* Records supplied
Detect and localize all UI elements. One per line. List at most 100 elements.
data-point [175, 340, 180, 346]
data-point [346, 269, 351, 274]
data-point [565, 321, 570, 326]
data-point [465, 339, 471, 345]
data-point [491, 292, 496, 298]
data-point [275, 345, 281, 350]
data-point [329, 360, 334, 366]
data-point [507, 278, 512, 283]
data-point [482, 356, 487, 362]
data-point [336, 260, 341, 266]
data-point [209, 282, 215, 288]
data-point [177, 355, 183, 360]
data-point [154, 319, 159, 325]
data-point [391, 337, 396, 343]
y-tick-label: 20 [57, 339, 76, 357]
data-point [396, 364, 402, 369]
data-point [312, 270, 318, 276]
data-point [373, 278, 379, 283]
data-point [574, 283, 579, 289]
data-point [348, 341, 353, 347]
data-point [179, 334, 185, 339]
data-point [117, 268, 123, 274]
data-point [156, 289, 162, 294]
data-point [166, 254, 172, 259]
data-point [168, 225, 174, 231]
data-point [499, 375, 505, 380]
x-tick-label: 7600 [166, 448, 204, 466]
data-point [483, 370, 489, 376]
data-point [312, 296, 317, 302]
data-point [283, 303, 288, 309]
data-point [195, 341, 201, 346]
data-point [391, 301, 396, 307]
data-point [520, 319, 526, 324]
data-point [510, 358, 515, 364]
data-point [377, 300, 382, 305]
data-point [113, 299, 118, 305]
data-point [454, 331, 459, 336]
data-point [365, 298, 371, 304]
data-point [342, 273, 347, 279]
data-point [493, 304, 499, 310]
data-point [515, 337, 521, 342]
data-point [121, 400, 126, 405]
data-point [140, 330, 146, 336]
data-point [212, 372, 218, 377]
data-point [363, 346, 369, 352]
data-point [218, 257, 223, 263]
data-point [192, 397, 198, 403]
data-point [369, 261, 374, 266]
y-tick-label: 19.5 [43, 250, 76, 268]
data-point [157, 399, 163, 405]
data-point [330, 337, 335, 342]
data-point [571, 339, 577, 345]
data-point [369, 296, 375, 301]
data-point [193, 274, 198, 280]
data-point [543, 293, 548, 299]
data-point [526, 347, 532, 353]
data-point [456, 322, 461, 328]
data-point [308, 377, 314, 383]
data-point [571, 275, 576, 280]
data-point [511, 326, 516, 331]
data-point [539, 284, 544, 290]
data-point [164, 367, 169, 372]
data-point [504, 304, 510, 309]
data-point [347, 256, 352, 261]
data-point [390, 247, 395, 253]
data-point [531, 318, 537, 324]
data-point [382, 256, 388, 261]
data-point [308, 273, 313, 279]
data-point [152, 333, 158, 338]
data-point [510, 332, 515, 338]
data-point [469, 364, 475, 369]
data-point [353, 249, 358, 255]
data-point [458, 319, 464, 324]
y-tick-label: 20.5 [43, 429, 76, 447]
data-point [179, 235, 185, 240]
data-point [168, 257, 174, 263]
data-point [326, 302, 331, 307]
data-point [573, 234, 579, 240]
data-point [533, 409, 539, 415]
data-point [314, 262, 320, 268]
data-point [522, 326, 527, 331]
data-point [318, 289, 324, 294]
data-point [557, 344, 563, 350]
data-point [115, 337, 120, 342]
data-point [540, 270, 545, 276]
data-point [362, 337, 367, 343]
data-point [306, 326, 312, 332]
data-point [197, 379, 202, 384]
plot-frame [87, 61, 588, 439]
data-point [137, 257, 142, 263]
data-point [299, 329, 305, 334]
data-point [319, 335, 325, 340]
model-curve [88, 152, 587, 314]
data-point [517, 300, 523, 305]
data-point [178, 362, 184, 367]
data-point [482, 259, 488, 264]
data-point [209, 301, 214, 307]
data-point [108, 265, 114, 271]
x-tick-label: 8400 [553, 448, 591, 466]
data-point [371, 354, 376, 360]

* What is required
Count the lines in the material that contain the string "tick", matching case exactly, and give only the number.

* Reply
5